Dataset entries ::
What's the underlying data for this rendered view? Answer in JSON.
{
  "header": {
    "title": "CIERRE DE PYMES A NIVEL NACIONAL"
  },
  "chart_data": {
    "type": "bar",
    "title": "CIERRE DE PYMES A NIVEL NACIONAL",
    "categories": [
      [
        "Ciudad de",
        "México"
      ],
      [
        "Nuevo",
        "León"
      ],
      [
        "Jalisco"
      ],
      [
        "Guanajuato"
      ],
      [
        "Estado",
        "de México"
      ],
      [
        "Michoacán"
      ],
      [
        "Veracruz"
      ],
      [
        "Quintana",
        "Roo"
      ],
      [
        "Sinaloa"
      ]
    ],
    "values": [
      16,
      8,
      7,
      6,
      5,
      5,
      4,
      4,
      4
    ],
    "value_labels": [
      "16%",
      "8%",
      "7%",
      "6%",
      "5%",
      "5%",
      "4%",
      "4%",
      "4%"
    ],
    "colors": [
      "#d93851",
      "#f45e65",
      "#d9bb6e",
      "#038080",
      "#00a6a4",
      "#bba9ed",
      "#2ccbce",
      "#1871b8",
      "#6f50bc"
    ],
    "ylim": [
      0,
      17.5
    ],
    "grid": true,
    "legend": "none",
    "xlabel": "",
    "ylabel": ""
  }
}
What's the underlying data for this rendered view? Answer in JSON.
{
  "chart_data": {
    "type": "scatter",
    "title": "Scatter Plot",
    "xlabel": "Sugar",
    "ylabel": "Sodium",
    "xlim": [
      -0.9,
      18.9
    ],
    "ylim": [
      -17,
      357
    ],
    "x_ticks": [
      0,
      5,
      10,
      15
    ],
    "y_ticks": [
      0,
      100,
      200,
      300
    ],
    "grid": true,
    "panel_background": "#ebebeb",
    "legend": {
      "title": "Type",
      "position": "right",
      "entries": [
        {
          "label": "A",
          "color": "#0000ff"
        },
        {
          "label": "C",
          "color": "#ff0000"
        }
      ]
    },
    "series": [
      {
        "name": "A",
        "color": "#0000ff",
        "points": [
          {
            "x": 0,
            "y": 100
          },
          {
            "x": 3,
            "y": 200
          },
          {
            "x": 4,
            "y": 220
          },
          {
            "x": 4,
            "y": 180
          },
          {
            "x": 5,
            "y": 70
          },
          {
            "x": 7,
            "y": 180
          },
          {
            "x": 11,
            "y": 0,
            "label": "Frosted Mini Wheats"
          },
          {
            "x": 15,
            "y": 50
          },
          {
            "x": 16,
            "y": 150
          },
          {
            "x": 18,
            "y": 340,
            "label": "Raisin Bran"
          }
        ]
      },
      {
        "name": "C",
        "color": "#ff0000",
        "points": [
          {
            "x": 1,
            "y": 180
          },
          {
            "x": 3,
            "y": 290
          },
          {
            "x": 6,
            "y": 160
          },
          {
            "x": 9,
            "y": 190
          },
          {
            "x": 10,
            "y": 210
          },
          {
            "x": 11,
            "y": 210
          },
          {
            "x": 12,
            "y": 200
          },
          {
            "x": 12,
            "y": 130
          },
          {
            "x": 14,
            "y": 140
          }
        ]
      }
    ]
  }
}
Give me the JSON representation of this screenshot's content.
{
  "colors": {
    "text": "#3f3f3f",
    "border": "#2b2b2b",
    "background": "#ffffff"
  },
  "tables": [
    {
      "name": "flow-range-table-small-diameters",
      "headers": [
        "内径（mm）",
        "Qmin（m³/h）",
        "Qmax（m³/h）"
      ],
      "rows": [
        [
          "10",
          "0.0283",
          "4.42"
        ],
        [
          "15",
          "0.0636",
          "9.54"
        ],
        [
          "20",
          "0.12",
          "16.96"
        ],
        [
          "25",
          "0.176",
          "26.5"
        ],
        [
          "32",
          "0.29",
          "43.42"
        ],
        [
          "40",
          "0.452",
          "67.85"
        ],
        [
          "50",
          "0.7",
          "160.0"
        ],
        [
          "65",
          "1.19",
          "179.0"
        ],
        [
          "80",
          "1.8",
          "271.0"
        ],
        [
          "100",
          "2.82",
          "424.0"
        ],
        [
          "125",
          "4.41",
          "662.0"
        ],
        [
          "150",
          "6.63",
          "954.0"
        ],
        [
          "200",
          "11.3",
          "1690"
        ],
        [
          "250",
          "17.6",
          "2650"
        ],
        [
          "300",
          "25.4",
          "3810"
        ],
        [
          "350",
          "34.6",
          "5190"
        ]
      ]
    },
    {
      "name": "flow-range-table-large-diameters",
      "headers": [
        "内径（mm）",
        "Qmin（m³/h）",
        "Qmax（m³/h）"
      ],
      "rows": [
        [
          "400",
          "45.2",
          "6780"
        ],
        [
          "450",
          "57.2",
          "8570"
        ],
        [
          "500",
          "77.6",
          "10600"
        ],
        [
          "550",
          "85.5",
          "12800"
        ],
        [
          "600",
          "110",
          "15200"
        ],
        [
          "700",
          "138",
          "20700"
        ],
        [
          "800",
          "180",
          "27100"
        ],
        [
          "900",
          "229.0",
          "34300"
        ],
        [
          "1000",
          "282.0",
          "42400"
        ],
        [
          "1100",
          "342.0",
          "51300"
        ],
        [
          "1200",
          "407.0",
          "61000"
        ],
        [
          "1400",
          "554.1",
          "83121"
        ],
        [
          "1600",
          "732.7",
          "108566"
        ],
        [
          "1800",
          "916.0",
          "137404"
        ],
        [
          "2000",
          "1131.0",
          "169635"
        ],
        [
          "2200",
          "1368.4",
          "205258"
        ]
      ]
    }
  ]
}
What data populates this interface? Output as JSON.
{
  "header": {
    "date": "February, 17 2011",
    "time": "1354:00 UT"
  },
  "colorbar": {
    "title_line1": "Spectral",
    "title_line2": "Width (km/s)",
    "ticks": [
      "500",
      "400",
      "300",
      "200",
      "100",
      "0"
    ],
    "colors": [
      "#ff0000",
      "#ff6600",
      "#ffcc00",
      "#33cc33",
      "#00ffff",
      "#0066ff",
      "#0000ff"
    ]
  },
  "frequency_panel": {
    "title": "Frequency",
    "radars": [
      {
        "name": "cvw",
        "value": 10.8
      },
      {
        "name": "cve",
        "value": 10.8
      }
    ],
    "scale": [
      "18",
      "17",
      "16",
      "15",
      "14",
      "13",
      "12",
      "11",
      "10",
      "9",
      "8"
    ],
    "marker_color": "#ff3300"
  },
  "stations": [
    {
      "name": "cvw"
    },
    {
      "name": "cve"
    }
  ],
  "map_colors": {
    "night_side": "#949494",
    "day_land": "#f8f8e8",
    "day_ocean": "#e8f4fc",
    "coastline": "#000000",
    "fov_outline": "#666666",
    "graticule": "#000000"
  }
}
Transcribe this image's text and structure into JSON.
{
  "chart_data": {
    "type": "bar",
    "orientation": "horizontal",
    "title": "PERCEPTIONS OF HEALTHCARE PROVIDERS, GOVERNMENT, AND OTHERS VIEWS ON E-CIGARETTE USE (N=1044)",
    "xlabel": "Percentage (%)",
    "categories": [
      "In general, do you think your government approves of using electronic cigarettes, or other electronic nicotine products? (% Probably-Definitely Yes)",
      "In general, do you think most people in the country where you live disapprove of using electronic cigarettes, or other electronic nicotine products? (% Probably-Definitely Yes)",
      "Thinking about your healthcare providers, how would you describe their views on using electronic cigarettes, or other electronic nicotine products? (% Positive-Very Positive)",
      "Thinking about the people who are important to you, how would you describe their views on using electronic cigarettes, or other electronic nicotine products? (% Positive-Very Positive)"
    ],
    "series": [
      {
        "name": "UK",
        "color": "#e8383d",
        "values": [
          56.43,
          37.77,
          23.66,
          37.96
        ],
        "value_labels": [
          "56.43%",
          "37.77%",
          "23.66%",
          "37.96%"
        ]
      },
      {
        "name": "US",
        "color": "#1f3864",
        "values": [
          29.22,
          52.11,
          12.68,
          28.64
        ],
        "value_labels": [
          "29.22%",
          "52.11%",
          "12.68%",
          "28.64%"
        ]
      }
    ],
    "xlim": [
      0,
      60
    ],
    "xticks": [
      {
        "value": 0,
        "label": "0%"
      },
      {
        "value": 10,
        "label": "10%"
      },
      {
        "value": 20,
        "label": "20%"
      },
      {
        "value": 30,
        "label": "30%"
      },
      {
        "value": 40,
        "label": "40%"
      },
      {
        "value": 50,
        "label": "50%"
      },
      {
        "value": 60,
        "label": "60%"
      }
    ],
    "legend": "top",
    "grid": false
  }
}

Goal :: Collect, from the material above, every line containing the word "general".

Answer to the task ::
      "In general, do you think your government approves of using electronic cigarettes, or other electronic nicotine products? (% Probably-Definitely Yes)",
      "In general, do you think most people in the country where you live disapprove of using electronic cigarettes, or other electronic nicotine products? (% Probably-Definitely Yes)",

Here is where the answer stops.